Work to complete = Only the pictures are omitted; repeat all other data exactly.

Data lines =
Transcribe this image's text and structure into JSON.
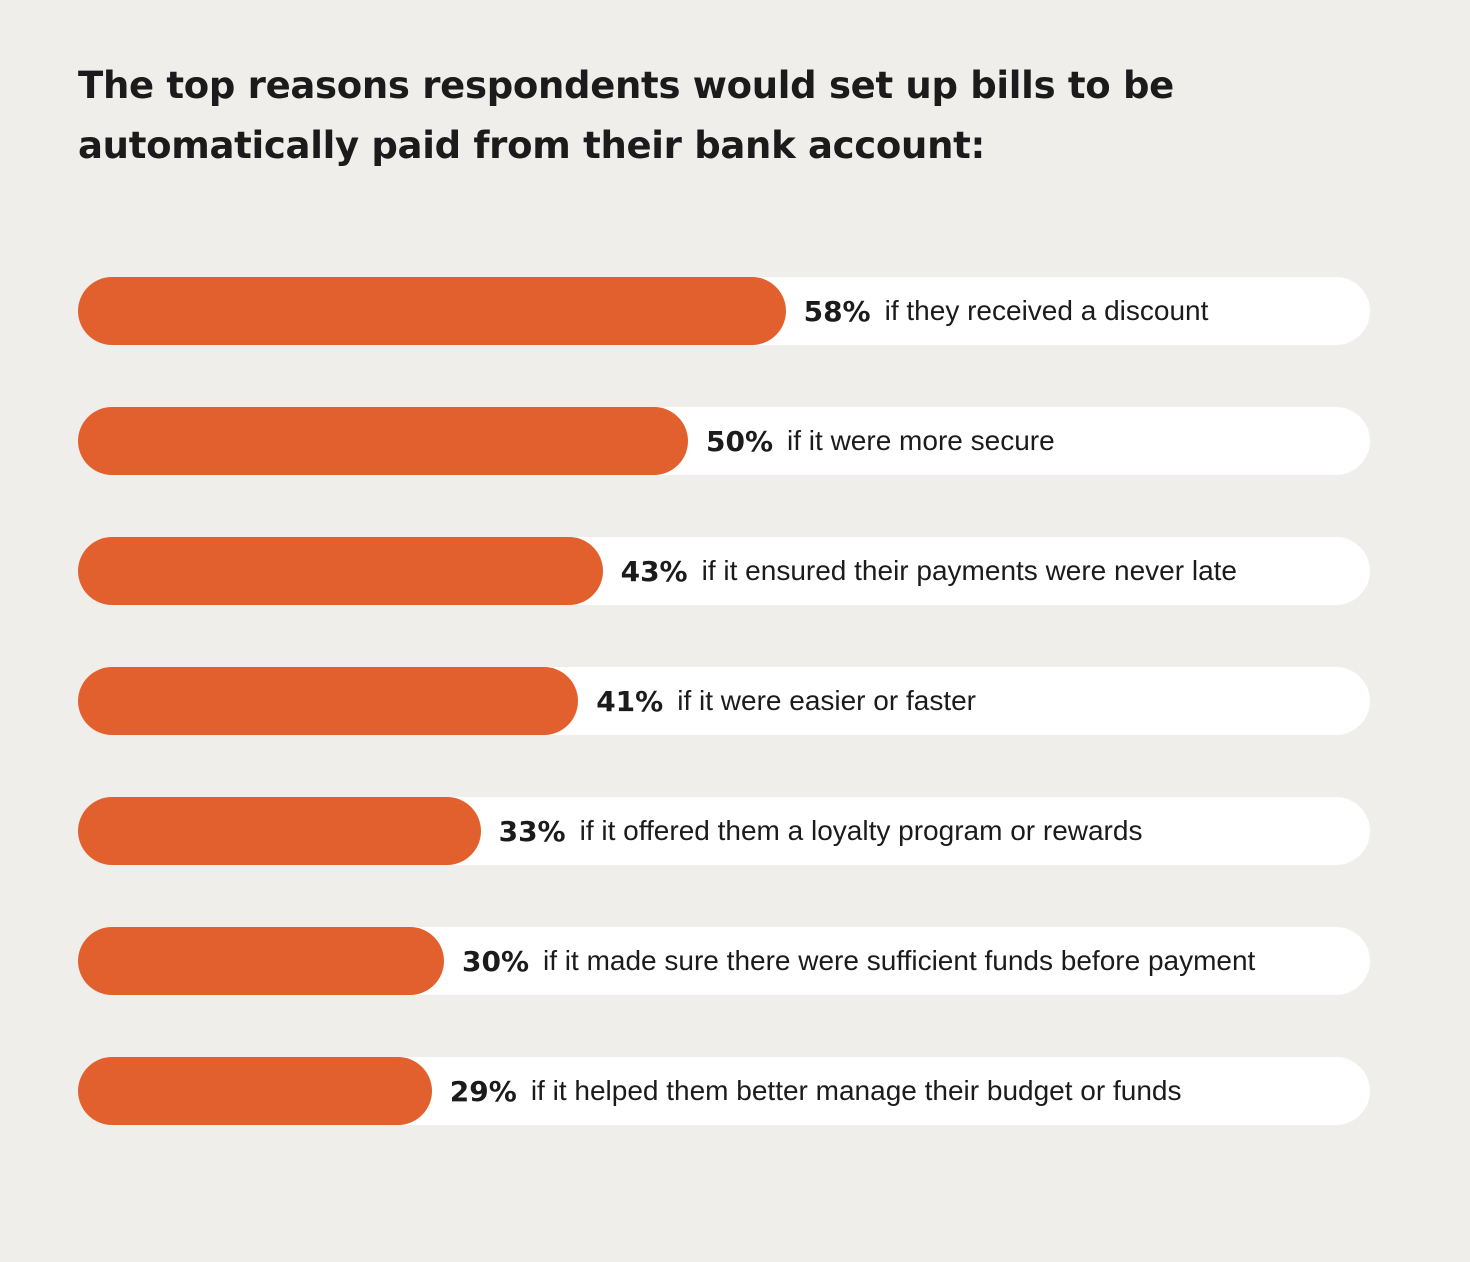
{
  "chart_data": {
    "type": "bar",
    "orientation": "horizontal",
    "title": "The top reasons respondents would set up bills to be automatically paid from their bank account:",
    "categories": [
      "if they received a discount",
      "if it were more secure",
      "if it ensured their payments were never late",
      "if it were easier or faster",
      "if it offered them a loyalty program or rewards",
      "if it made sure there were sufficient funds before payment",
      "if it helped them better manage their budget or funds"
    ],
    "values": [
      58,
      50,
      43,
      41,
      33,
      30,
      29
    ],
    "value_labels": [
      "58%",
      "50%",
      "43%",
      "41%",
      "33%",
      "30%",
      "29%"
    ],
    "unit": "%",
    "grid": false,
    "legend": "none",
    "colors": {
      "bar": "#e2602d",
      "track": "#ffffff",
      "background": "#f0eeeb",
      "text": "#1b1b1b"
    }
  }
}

Full answer =
Transcribe this image's text and structure into JSON.
{
  "chart_data": {
    "type": "bar",
    "orientation": "horizontal",
    "title": "The top reasons respondents would set up bills to be automatically paid from their bank account:",
    "categories": [
      "if they received a discount",
      "if it were more secure",
      "if it ensured their payments were never late",
      "if it were easier or faster",
      "if it offered them a loyalty program or rewards",
      "if it made sure there were sufficient funds before payment",
      "if it helped them better manage their budget or funds"
    ],
    "values": [
      58,
      50,
      43,
      41,
      33,
      30,
      29
    ],
    "value_labels": [
      "58%",
      "50%",
      "43%",
      "41%",
      "33%",
      "30%",
      "29%"
    ],
    "unit": "%",
    "grid": false,
    "legend": "none",
    "colors": {
      "bar": "#e2602d",
      "track": "#ffffff",
      "background": "#f0eeeb",
      "text": "#1b1b1b"
    }
  }
}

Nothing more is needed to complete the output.